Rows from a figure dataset
— START —

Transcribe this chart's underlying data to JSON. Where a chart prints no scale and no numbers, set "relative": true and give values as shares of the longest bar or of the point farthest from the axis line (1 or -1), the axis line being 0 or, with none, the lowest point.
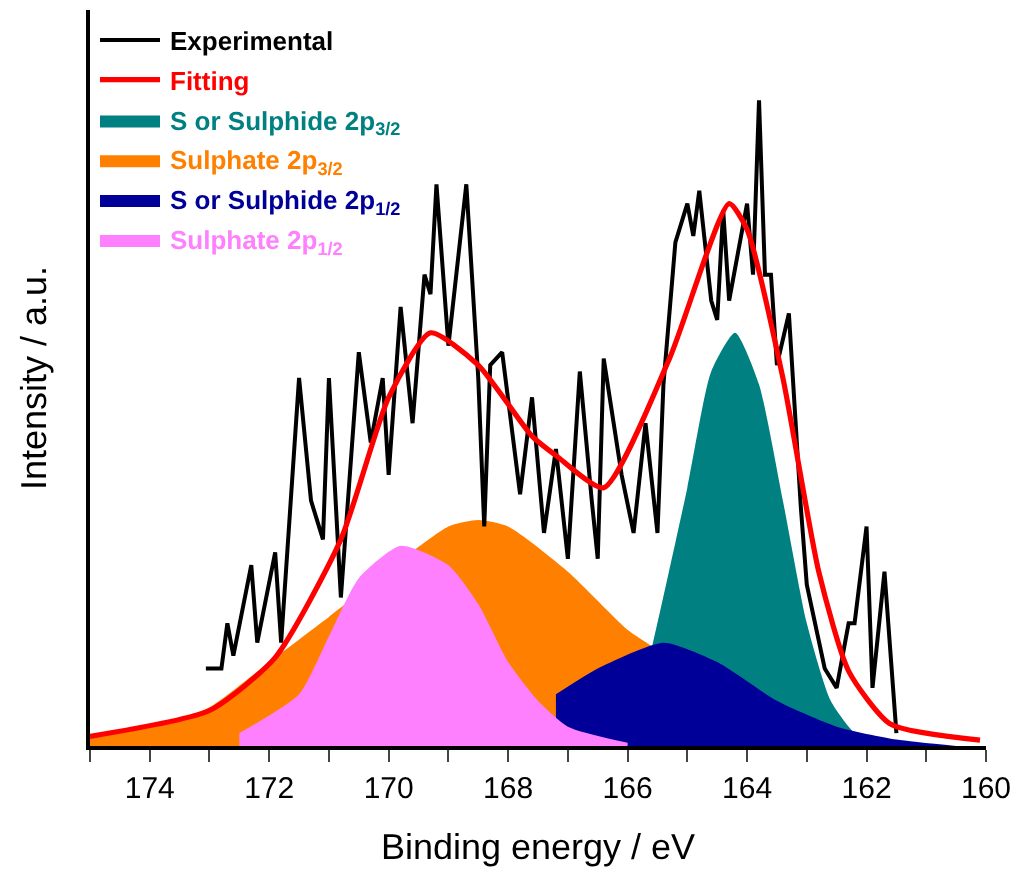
{
  "chart_data": {
    "type": "line",
    "xlabel": "Binding energy / eV",
    "ylabel": "Intensity / a.u.",
    "relative": true,
    "xlim": [
      175,
      160
    ],
    "xticks": [
      {
        "value": 175,
        "label": null
      },
      174,
      {
        "value": 173,
        "label": null
      },
      172,
      {
        "value": 171,
        "label": null
      },
      170,
      {
        "value": 169,
        "label": null
      },
      168,
      {
        "value": 167,
        "label": null
      },
      166,
      {
        "value": 165,
        "label": null
      },
      164,
      {
        "value": 163,
        "label": null
      },
      162,
      {
        "value": 161,
        "label": null
      },
      160
    ],
    "legend": "top left",
    "series": [
      {
        "name": "Experimental",
        "color": "#000000",
        "x": [
          173.06,
          172.8,
          172.7,
          172.6,
          172.3,
          172.2,
          171.9,
          171.8,
          171.5,
          171.3,
          171.1,
          171.0,
          170.8,
          170.5,
          170.3,
          170.1,
          170.0,
          169.8,
          169.6,
          169.4,
          169.3,
          169.2,
          169.0,
          168.7,
          168.5,
          168.4,
          168.3,
          168.1,
          167.8,
          167.6,
          167.4,
          167.2,
          167.0,
          166.8,
          166.6,
          166.5,
          166.4,
          166.1,
          165.9,
          165.7,
          165.5,
          165.4,
          165.2,
          165.0,
          164.9,
          164.8,
          164.6,
          164.5,
          164.4,
          164.3,
          164.0,
          163.9,
          163.8,
          163.7,
          163.6,
          163.5,
          163.3,
          163.1,
          163.0,
          162.7,
          162.5,
          162.3,
          162.2,
          162.0,
          161.9,
          161.7,
          161.5
        ],
        "values": [
          0.12,
          0.12,
          0.19,
          0.14,
          0.28,
          0.16,
          0.3,
          0.16,
          0.57,
          0.38,
          0.32,
          0.57,
          0.23,
          0.61,
          0.47,
          0.57,
          0.42,
          0.68,
          0.5,
          0.73,
          0.7,
          0.87,
          0.62,
          0.87,
          0.57,
          0.34,
          0.59,
          0.61,
          0.39,
          0.54,
          0.33,
          0.46,
          0.29,
          0.58,
          0.38,
          0.29,
          0.6,
          0.42,
          0.33,
          0.5,
          0.33,
          0.56,
          0.78,
          0.84,
          0.79,
          0.86,
          0.69,
          0.66,
          0.83,
          0.69,
          0.84,
          0.73,
          1.0,
          0.73,
          0.73,
          0.59,
          0.67,
          0.37,
          0.25,
          0.12,
          0.09,
          0.19,
          0.19,
          0.34,
          0.09,
          0.27,
          0.02
        ]
      },
      {
        "name": "Fitting",
        "color": "#ff0000",
        "x": [
          175.0,
          173.0,
          171.9,
          170.8,
          170.0,
          169.3,
          168.5,
          167.6,
          167.2,
          166.4,
          165.3,
          164.3,
          164.0,
          163.4,
          162.8,
          162.3,
          161.6,
          160.1
        ],
        "values": [
          0.015,
          0.055,
          0.137,
          0.32,
          0.54,
          0.64,
          0.59,
          0.48,
          0.45,
          0.4,
          0.6,
          0.84,
          0.8,
          0.57,
          0.27,
          0.116,
          0.034,
          0.009
        ]
      },
      {
        "name": "S or Sulphide 2p$_{3/2}$",
        "type": "area",
        "color": "#008080",
        "x": [
          166.0,
          165.6,
          165.0,
          164.6,
          164.2,
          163.8,
          163.4,
          163.0,
          162.6,
          162.2,
          161.8
        ],
        "values": [
          0.0,
          0.15,
          0.4,
          0.58,
          0.64,
          0.56,
          0.38,
          0.19,
          0.07,
          0.02,
          0.0
        ]
      },
      {
        "name": "Sulphate 2p$_{3/2}$",
        "type": "area",
        "color": "#ff8000",
        "x": [
          175,
          174,
          173,
          172,
          171,
          170,
          169,
          168.5,
          168,
          167,
          166,
          165.6
        ],
        "values": [
          0.015,
          0.03,
          0.06,
          0.13,
          0.2,
          null,
          0.34,
          0.35,
          0.34,
          0.27,
          0.18,
          0.155
        ]
      },
      {
        "name": "S or Sulphide 2p$_{1/2}$",
        "type": "area",
        "color": "#000099",
        "x": [
          167.2,
          166.5,
          165.4,
          164.5,
          163.5,
          162.5,
          161.5,
          160.5
        ],
        "values": [
          0.08,
          0.12,
          0.16,
          0.13,
          0.07,
          0.03,
          0.01,
          0.0
        ]
      },
      {
        "name": "Sulphate 2p$_{1/2}$",
        "type": "area",
        "color": "#ff80ff",
        "x": [
          172.5,
          171.5,
          171.0,
          170.5,
          169.8,
          169.0,
          168.5,
          168.0,
          167.5,
          167.0,
          166.0
        ],
        "values": [
          0.02,
          0.08,
          0.17,
          0.26,
          0.31,
          0.28,
          0.22,
          0.13,
          0.07,
          0.03,
          0.005
        ]
      }
    ]
  }
}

— END —

- [Exercise instructions]:
Extract each line holding the word "color" from the records.

- [The solution]:
        "color": "#000000",
        "color": "#ff0000",
        "color": "#008080",
        "color": "#ff8000",
        "color": "#000099",
        "color": "#ff80ff",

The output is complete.